LIST OF TASKS →
[1] Answer these questions using the passage about Albert Murray:
(a) What did Murray choose as his central metaphor?
(b) What kind of country does Murray argue America is?
(c) Whom does Murray fault for knowing only one note?
[2] Carry on the passage about Albert Murray, starting after its final sentence.

TEXT PASSAGE →
┌────────

Despite his valuing works that had this transcendent vision, Murray understood quite well that one did not scant the local in the pursuit of the universal, and the Alabama landscape of his youth greatly informed his writing. But even more important than depicting place, he chose the blues as his central metaphor, arguing that this music, emanating from the black community, best explained the evolution of American culture. Several of the essays in this book go deeply into Murray’s appreciation and understanding of the blues and are well worth reading.
The volume depicts Murray as an integrationist and synthesizer in almost every facet of his life. He despised the black separatist movement, chiding one of his young disciples for wearing a jacket with an African print. “I’m not an African,” he would say. “I’m an American.” America is, he argues, a mulatto country. Some of the essays in this book explain quite well Murray’s position on race and its connection to essential nature of American culture.
The book also contains essays that cogently explain how Murray’s impulse to integrate is reflected in his belief in the interconnectedness of all the arts—literature, visual arts, and dance especially. The impulse is also seen in his desire to place his own art within the context of other literature, of history, of philosophy, and of anything else he could learn. He urged other serious artists to do the same. Wynton Marsalis says that before he knew Al he thought that “you just played.” But Murray taught him that he had to learn the whole tradition so he wouldn’t be one-dimensional and not explore the many complexities of jazz. Murray faults B. B. King for knowing only one note and never learning another.

└────────

STORED DATA →

┌────────

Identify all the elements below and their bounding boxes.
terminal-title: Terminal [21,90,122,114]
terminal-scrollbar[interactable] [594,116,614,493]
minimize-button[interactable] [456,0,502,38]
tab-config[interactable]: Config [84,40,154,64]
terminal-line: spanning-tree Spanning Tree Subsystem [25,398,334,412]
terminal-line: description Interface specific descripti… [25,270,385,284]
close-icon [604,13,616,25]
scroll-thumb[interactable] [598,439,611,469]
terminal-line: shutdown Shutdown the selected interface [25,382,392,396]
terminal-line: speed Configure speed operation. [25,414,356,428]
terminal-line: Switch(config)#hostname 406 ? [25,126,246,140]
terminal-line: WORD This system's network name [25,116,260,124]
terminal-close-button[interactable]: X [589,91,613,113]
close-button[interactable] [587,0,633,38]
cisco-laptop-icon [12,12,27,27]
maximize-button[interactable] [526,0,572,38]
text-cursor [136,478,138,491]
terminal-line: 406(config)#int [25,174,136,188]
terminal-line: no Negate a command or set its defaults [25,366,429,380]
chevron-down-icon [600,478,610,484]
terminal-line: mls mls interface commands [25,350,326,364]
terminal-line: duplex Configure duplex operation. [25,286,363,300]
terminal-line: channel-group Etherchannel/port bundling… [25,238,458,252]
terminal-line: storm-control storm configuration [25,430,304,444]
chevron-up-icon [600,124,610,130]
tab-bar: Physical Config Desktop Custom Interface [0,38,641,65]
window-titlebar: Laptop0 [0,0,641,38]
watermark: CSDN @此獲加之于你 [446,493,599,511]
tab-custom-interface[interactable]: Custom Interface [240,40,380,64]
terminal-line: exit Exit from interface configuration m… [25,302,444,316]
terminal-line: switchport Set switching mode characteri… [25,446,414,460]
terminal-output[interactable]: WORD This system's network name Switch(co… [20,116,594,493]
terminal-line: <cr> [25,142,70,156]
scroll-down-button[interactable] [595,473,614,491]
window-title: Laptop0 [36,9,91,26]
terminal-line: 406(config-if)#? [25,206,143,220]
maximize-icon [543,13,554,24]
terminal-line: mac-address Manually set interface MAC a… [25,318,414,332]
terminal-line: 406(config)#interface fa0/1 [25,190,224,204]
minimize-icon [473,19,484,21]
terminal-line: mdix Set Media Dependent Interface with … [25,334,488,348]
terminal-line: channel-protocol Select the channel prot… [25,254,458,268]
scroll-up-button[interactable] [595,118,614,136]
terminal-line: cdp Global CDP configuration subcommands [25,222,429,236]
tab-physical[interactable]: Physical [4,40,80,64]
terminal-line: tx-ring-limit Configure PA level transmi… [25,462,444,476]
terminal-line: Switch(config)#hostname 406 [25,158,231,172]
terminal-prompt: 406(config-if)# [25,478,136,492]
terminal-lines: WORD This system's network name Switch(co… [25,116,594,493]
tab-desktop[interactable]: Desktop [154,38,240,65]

└────────

ANSWER SECTION →
[1]
(a) The blues
(b) A mulatto country
(c) B. B. King

[2]
What the “the professor”—as some of Murray’s admirers called him—taught, he also followed. I cannot think of another writer who has struggled more with his self-education. Murray’s writings, in which he tries to explain or illustrate his ideas, are challenging for many readers, not that that would bother him much. He said that he was writing for the “highest and most sophisticated reader,” one who would be capable of understanding. Ralph Ellison thought Murray’s desire to explain worked against him as a fiction writer, and later Stanley Crouch made the same point, but much more severely. Murray, however, could not have written other than he did nor would he, one assumes, have wished to.
In the end, Murray comes through in this book as being more teacher than anything else. His joy in sharing his discoveries is detailed by some of the writers in this volume, and one of the most satisfying images that recurs in the book is of Murray in his apartment in Harlem, surrounded by books and art, talking to a visitor, pulling books from the shelves to illustrate a point, holding forth for hours on the subject at hand. In this scene he appears to be more a lecturer than a dialogist, and his visitors seem to be rather sitting at his feet.
Albert Murray and the Aesthetic Imagination of a Nation is a most satisfying celebration of this “all-purpose literary intellectual,” as Murray dubbed himself. By book’s end, the reader has been able to see Murray in all his fullness, and we in Alabama might be especially proud that one of our own has defined so profoundly the aesthetic imagination of our nation. Aug 2010
Norman McMillan is author of the memoir Distant Son: An Alabama Boyhood and of the plays Truman Capote: Against a Copper Sky and Ashes of Roses, based on stories of Mary Ward Brown.